## DATASET RECORDS
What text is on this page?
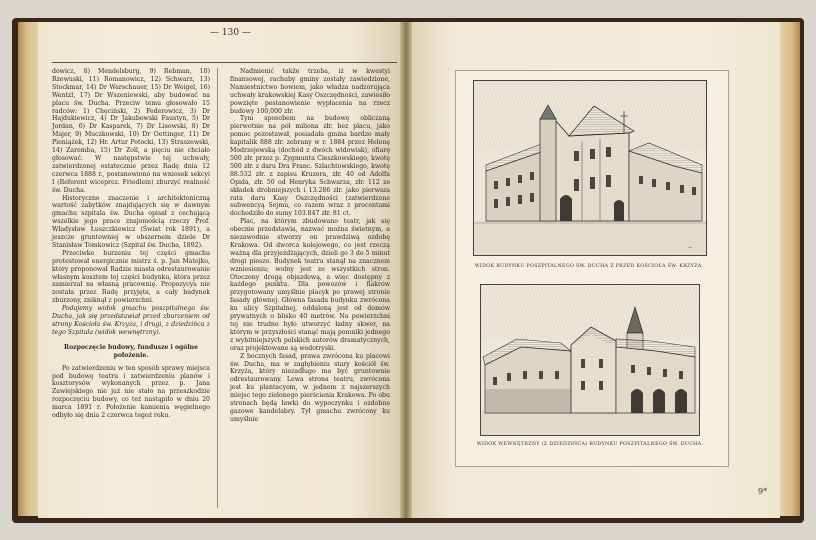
— 130 —

dowicz, 8) Mendelsburg, 9) Rebman, 10) Rzewuski, 11) Romanowicz, 12) Schwarz, 13) Stockmar, 14) Dr Warschauer, 15) Dr Weigel, 16) Wentzl, 17) Dr Wszeniewski, aby budować na placu św. Ducha. Przeciw temu głosowało 15 radców: 1) Chęciński, 2) Federowicz, 3) Dr Hajdukiewicz, 4) Dr Jakubowski Faustyn, 5) Dr Jordan, 6) Dr Kasparek, 7) Dr Lisowski, 8) Dr Majer, 9) Muczkowski, 10) Dr Oettinger, 11) Dr Pieniążek, 12) Hr. Artur Potocki, 13) Straszewski, 14) Zaremba, 15) Dr Zoll, a pięciu nie chciało głosować. W następstwie tej uchwały, zatwierdzonej ostatecznie przez Radę dnia 12 czerwca 1888 r., postanowiono na wniosek sekcyi I (Referent wiceprez. Friedlein) zburzyć realność św. Ducha.

Historyczne znaczenie i architektoniczną wartość zabytków znajdujących się w dawnym gmachu szpitala św. Ducha opisał z cechującą wszelkie jego prace znajomością rzeczy Prof. Władysław Łuszczkiewicz (Świat rok 1891), a jeszcze gruntowniej w obszernem dziele Dr Stanisław Tomkowicz (Szpital św. Ducha, 1892).

Przeciwko burzeniu tej części gmachu protestował energicznie mistrz ś. p. Jan Matejko, który proponował Radzie miasta odrestaurowanie własnym kosztem tej części budynku, która przez zamierzał na własną pracownię. Propozycya nie została przez Radę przyjęta, a cały budynek zburzony, zniknął z powierzchni.

Podajemy widok gmachu poszpitalnego św. Ducha, jak się przedstawiał przed zburzeniem od strony Kościoła św. Krzyża, i drugi, z dziedzińca z tego Szpitala (widok wewnętrzny).

Rozpoczęcie budowy, fundusze i ogólne położenie.

Po zatwierdzeniu w ten sposób sprawy miejsca pod budowę teatru i zatwierdzeniu planów i kosztorysów wykonanych przez p. Jana Zawiejskiego nie już nie stało na przeszkodzie rozpoczęciu budowy, co też nastąpiło w dniu 20 marca 1891 r. Położenie kamienia węgielnego odbyło się dnia 2 czerwca tegoż roku.

Nadmienić także trzeba, iż w kwestyi finansowej, rachuby gminy zostały zawiedzione, Namiestnictwo bowiem, jako władza nadzorująca uchwały krakowskiej Kasy Oszczędności, zawiesiło powzięte postanowienie wypłacenia na rzecz budowy 100,000 złr.

Tym sposobem na budowę obliczaną pierwotnie na pół miliona złr. bez placu, jako pomoc pozostawał, posiadała gmina bardzo mały kapitalik 888 złr. zebrany w r. 1884 przez Helenę Modrzejewską (dochód z dwóch widowisk), ofiarę 500 złr. przez p. Zygmunta Cieszkowskiego, kwotę 500 złr. z daru Dra Franc. Szlachtowskiego, kwotę 88.532 złr. z zapisu Kruzera, złr. 40 od Adolfa Opida, złr. 50 od Henryka Schwarza, złr. 112 ze składek drobniejszych i 13.286 złr. jako pierwsza rata daru Kasy Oszczędności (zatwierdzone subwencyą Sejmu, co razem wraz z procentami dochodziło do sumy 103.847 złr. 81 ct.

Plac, na którym zbudowano teatr, jak się obecnie przedstawia, nazwać można świetnym, a niezawodnie stworzy on prawdziwą ozdobę Krakowa. Od dworca kolejowego, co jest rzeczą ważną dla przyjeżdżających, dzieli go 3 do 5 minut drogi pieszo. Budynek teatru stanął na znacznem wzniesieniu; wolny jest ze wszystkich stron. Otoczony drogą objazdową, a więc dostępny z każdego punktu. Dla powozów i fiakrów przygotowany umyślnie placyk po prawej stronie fasady głównej. Główna fasada budynku zwrócona ku ulicy Szpitalnej, oddaloną jest od domów prywatnych o blisko 40 metrów. Na powierzchni tej nie trudno było utworzyć ładny skwer, na którym w przyszłości stanąć mają pomniki jednego z wybitniejszych polskich autorów dramatycznych, oraz projektowane są wodotryski.

Z bocznych fasad, prawa zwrócona ku placowi św. Ducha, ma w zagłębieniu stary kościół św. Krzyża, który niezadługo ma być gruntownie odrestaurowany. Lewa strona teatru, zwrócona jest ku plantacyom, w jednem z najszerszych miejsc tego zielonego pierścienia Krakowa. Po obu stronach będą ławki do wypoczynku i ozdobne gazowe kandelabry. Tył gmachu zwrócony ku umyślnie

~
WIDOK BUDYNKU POSZPITALNEGO ŚW. DUCHA Z PRZED KOŚCIOŁA ŚW. KRZYŻA.
WIDOK WEWNĘTRZNY (Z DZIEDZIŃCA) BUDYNKU POSZPITALNEGO ŚW. DUCHA.
9*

## INSTRUCTIONS FOR THE TASK
Reproduce the entries above exactly. Do not include the images.

## RESULT FOR THIS EXERCISE
What text is on this page?
— 130 —

dowicz, 8) Mendelsburg, 9) Rebman, 10) Rzewuski, 11) Romanowicz, 12) Schwarz, 13) Stockmar, 14) Dr Warschauer, 15) Dr Weigel, 16) Wentzl, 17) Dr Wszeniewski, aby budować na placu św. Ducha. Przeciw temu głosowało 15 radców: 1) Chęciński, 2) Federowicz, 3) Dr Hajdukiewicz, 4) Dr Jakubowski Faustyn, 5) Dr Jordan, 6) Dr Kasparek, 7) Dr Lisowski, 8) Dr Majer, 9) Muczkowski, 10) Dr Oettinger, 11) Dr Pieniążek, 12) Hr. Artur Potocki, 13) Straszewski, 14) Zaremba, 15) Dr Zoll, a pięciu nie chciało głosować. W następstwie tej uchwały, zatwierdzonej ostatecznie przez Radę dnia 12 czerwca 1888 r., postanowiono na wniosek sekcyi I (Referent wiceprez. Friedlein) zburzyć realność św. Ducha.

Historyczne znaczenie i architektoniczną wartość zabytków znajdujących się w dawnym gmachu szpitala św. Ducha opisał z cechującą wszelkie jego prace znajomością rzeczy Prof. Władysław Łuszczkiewicz (Świat rok 1891), a jeszcze gruntowniej w obszernem dziele Dr Stanisław Tomkowicz (Szpital św. Ducha, 1892).

Przeciwko burzeniu tej części gmachu protestował energicznie mistrz ś. p. Jan Matejko, który proponował Radzie miasta odrestaurowanie własnym kosztem tej części budynku, która przez zamierzał na własną pracownię. Propozycya nie została przez Radę przyjęta, a cały budynek zburzony, zniknął z powierzchni.

Podajemy widok gmachu poszpitalnego św. Ducha, jak się przedstawiał przed zburzeniem od strony Kościoła św. Krzyża, i drugi, z dziedzińca z tego Szpitala (widok wewnętrzny).

Rozpoczęcie budowy, fundusze i ogólne położenie.

Po zatwierdzeniu w ten sposób sprawy miejsca pod budowę teatru i zatwierdzeniu planów i kosztorysów wykonanych przez p. Jana Zawiejskiego nie już nie stało na przeszkodzie rozpoczęciu budowy, co też nastąpiło w dniu 20 marca 1891 r. Położenie kamienia węgielnego odbyło się dnia 2 czerwca tegoż roku.

Nadmienić także trzeba, iż w kwestyi finansowej, rachuby gminy zostały zawiedzione, Namiestnictwo bowiem, jako władza nadzorująca uchwały krakowskiej Kasy Oszczędności, zawiesiło powzięte postanowienie wypłacenia na rzecz budowy 100,000 złr.

Tym sposobem na budowę obliczaną pierwotnie na pół miliona złr. bez placu, jako pomoc pozostawał, posiadała gmina bardzo mały kapitalik 888 złr. zebrany w r. 1884 przez Helenę Modrzejewską (dochód z dwóch widowisk), ofiarę 500 złr. przez p. Zygmunta Cieszkowskiego, kwotę 500 złr. z daru Dra Franc. Szlachtowskiego, kwotę 88.532 złr. z zapisu Kruzera, złr. 40 od Adolfa Opida, złr. 50 od Henryka Schwarza, złr. 112 ze składek drobniejszych i 13.286 złr. jako pierwsza rata daru Kasy Oszczędności (zatwierdzone subwencyą Sejmu, co razem wraz z procentami dochodziło do sumy 103.847 złr. 81 ct.

Plac, na którym zbudowano teatr, jak się obecnie przedstawia, nazwać można świetnym, a niezawodnie stworzy on prawdziwą ozdobę Krakowa. Od dworca kolejowego, co jest rzeczą ważną dla przyjeżdżających, dzieli go 3 do 5 minut drogi pieszo. Budynek teatru stanął na znacznem wzniesieniu; wolny jest ze wszystkich stron. Otoczony drogą objazdową, a więc dostępny z każdego punktu. Dla powozów i fiakrów przygotowany umyślnie placyk po prawej stronie fasady głównej. Główna fasada budynku zwrócona ku ulicy Szpitalnej, oddaloną jest od domów prywatnych o blisko 40 metrów. Na powierzchni tej nie trudno było utworzyć ładny skwer, na którym w przyszłości stanąć mają pomniki jednego z wybitniejszych polskich autorów dramatycznych, oraz projektowane są wodotryski.

Z bocznych fasad, prawa zwrócona ku placowi św. Ducha, ma w zagłębieniu stary kościół św. Krzyża, który niezadługo ma być gruntownie odrestaurowany. Lewa strona teatru, zwrócona jest ku plantacyom, w jednem z najszerszych miejsc tego zielonego pierścienia Krakowa. Po obu stronach będą ławki do wypoczynku i ozdobne gazowe kandelabry. Tył gmachu zwrócony ku umyślnie

~
WIDOK BUDYNKU POSZPITALNEGO ŚW. DUCHA Z PRZED KOŚCIOŁA ŚW. KRZYŻA.
WIDOK WEWNĘTRZNY (Z DZIEDZIŃCA) BUDYNKU POSZPITALNEGO ŚW. DUCHA.
9*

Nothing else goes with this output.